═════ Data entries ═════

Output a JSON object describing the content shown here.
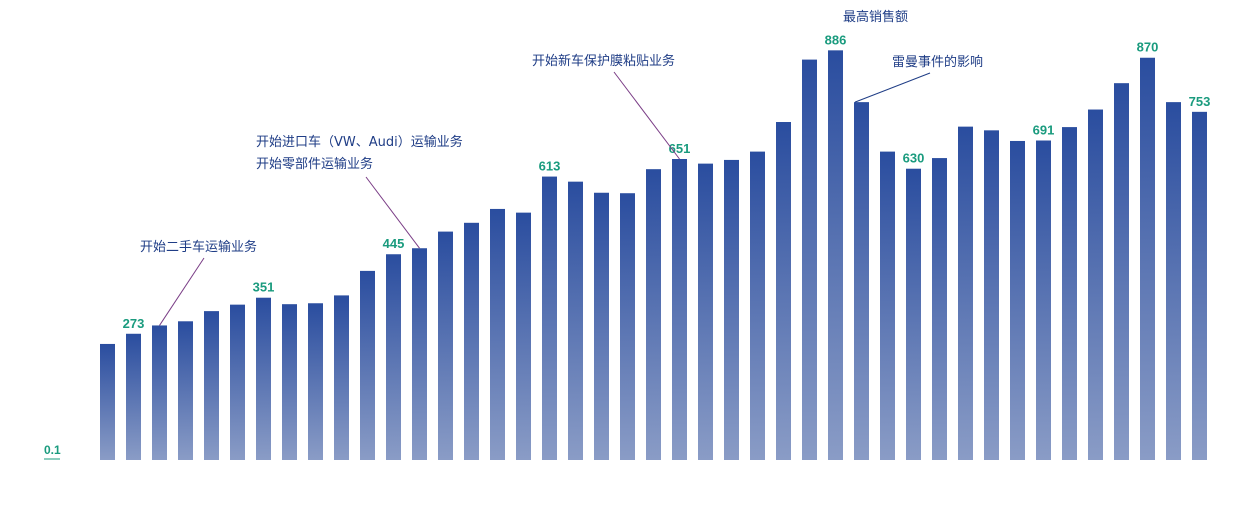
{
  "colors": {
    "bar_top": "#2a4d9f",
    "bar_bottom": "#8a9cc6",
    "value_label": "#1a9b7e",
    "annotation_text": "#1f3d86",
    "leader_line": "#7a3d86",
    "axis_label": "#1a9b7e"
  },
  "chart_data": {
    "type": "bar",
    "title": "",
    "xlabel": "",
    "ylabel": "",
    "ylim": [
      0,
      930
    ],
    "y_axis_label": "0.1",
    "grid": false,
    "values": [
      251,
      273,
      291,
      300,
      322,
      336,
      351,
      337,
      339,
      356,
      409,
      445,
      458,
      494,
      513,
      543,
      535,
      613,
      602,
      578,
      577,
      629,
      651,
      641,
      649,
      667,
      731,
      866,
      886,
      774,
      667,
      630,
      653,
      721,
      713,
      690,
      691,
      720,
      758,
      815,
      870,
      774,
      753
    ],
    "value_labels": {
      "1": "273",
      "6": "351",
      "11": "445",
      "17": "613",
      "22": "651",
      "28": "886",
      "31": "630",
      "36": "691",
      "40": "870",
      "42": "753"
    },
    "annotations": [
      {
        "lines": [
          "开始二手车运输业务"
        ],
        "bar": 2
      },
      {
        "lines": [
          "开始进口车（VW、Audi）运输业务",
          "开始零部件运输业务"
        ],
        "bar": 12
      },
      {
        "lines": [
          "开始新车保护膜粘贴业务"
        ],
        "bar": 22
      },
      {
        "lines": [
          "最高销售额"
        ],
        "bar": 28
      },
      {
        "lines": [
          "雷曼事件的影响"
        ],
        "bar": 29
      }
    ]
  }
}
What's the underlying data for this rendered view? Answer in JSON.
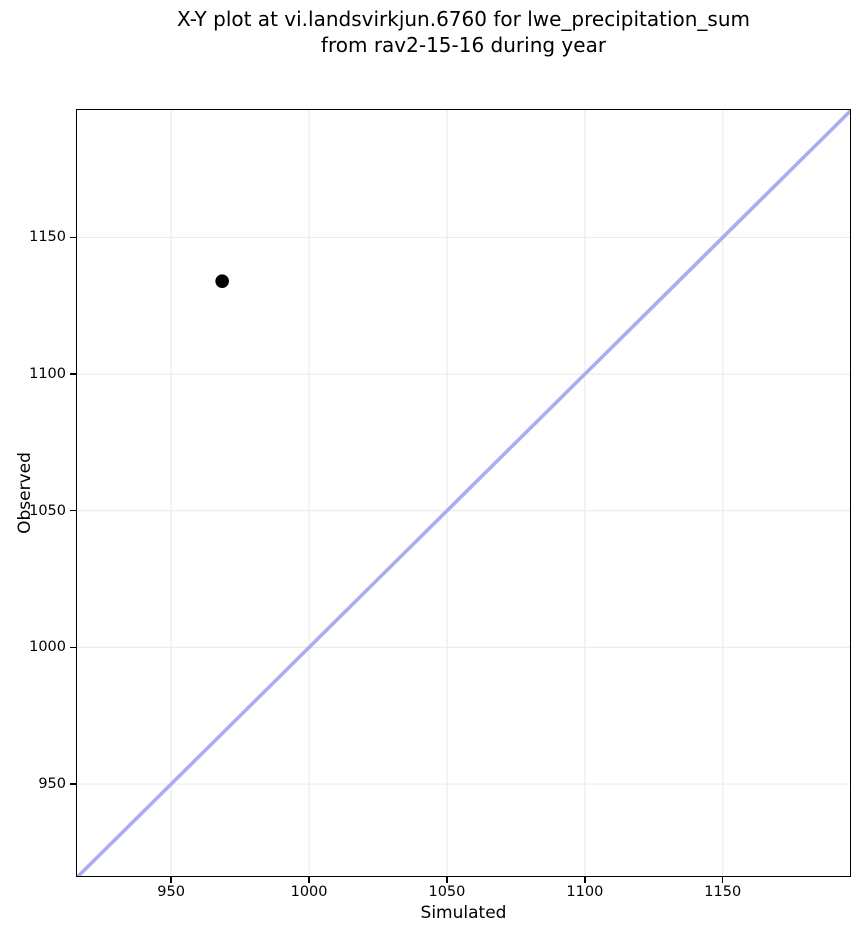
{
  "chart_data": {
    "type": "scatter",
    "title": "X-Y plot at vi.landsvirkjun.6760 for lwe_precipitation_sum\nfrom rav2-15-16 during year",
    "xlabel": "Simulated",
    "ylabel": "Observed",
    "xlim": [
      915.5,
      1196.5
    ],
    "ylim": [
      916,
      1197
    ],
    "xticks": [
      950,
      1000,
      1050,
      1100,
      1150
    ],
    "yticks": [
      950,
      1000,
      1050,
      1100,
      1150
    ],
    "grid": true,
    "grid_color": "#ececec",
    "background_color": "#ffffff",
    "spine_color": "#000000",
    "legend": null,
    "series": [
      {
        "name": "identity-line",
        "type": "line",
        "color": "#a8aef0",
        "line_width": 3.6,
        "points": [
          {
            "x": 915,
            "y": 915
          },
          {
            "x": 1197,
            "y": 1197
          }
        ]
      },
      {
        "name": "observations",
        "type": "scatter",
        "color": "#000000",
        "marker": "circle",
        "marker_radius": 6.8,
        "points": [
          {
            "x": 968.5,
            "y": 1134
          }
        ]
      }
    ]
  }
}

═════

** What the exercise asks **
Leave out all images, then reproduce the entries above exactly.

** Solution for this task **
Output a JSON object describing the content shown here.
{
  "colors": {
    "bar_top": "#2a4d9f",
    "bar_bottom": "#8a9cc6",
    "value_label": "#1a9b7e",
    "annotation_text": "#1f3d86",
    "leader_line": "#7a3d86",
    "axis_label": "#1a9b7e"
  },
  "chart_data": {
    "type": "bar",
    "title": "",
    "xlabel": "",
    "ylabel": "",
    "ylim": [
      0,
      930
    ],
    "y_axis_label": "0.1",
    "grid": false,
    "values": [
      251,
      273,
      291,
      300,
      322,
      336,
      351,
      337,
      339,
      356,
      409,
      445,
      458,
      494,
      513,
      543,
      535,
      613,
      602,
      578,
      577,
      629,
      651,
      641,
      649,
      667,
      731,
      866,
      886,
      774,
      667,
      630,
      653,
      721,
      713,
      690,
      691,
      720,
      758,
      815,
      870,
      774,
      753
    ],
    "value_labels": {
      "1": "273",
      "6": "351",
      "11": "445",
      "17": "613",
      "22": "651",
      "28": "886",
      "31": "630",
      "36": "691",
      "40": "870",
      "42": "753"
    },
    "annotations": [
      {
        "lines": [
          "开始二手车运输业务"
        ],
        "bar": 2
      },
      {
        "lines": [
          "开始进口车（VW、Audi）运输业务",
          "开始零部件运输业务"
        ],
        "bar": 12
      },
      {
        "lines": [
          "开始新车保护膜粘贴业务"
        ],
        "bar": 22
      },
      {
        "lines": [
          "最高销售额"
        ],
        "bar": 28
      },
      {
        "lines": [
          "雷曼事件的影响"
        ],
        "bar": 29
      }
    ]
  }
}
What's the underlying data for this rendered view? Answer in JSON.
{
  "chart_data": {
    "type": "scatter",
    "title": "X-Y plot at vi.landsvirkjun.6760 for lwe_precipitation_sum\nfrom rav2-15-16 during year",
    "xlabel": "Simulated",
    "ylabel": "Observed",
    "xlim": [
      915.5,
      1196.5
    ],
    "ylim": [
      916,
      1197
    ],
    "xticks": [
      950,
      1000,
      1050,
      1100,
      1150
    ],
    "yticks": [
      950,
      1000,
      1050,
      1100,
      1150
    ],
    "grid": true,
    "grid_color": "#ececec",
    "background_color": "#ffffff",
    "spine_color": "#000000",
    "legend": null,
    "series": [
      {
        "name": "identity-line",
        "type": "line",
        "color": "#a8aef0",
        "line_width": 3.6,
        "points": [
          {
            "x": 915,
            "y": 915
          },
          {
            "x": 1197,
            "y": 1197
          }
        ]
      },
      {
        "name": "observations",
        "type": "scatter",
        "color": "#000000",
        "marker": "circle",
        "marker_radius": 6.8,
        "points": [
          {
            "x": 968.5,
            "y": 1134
          }
        ]
      }
    ]
  }
}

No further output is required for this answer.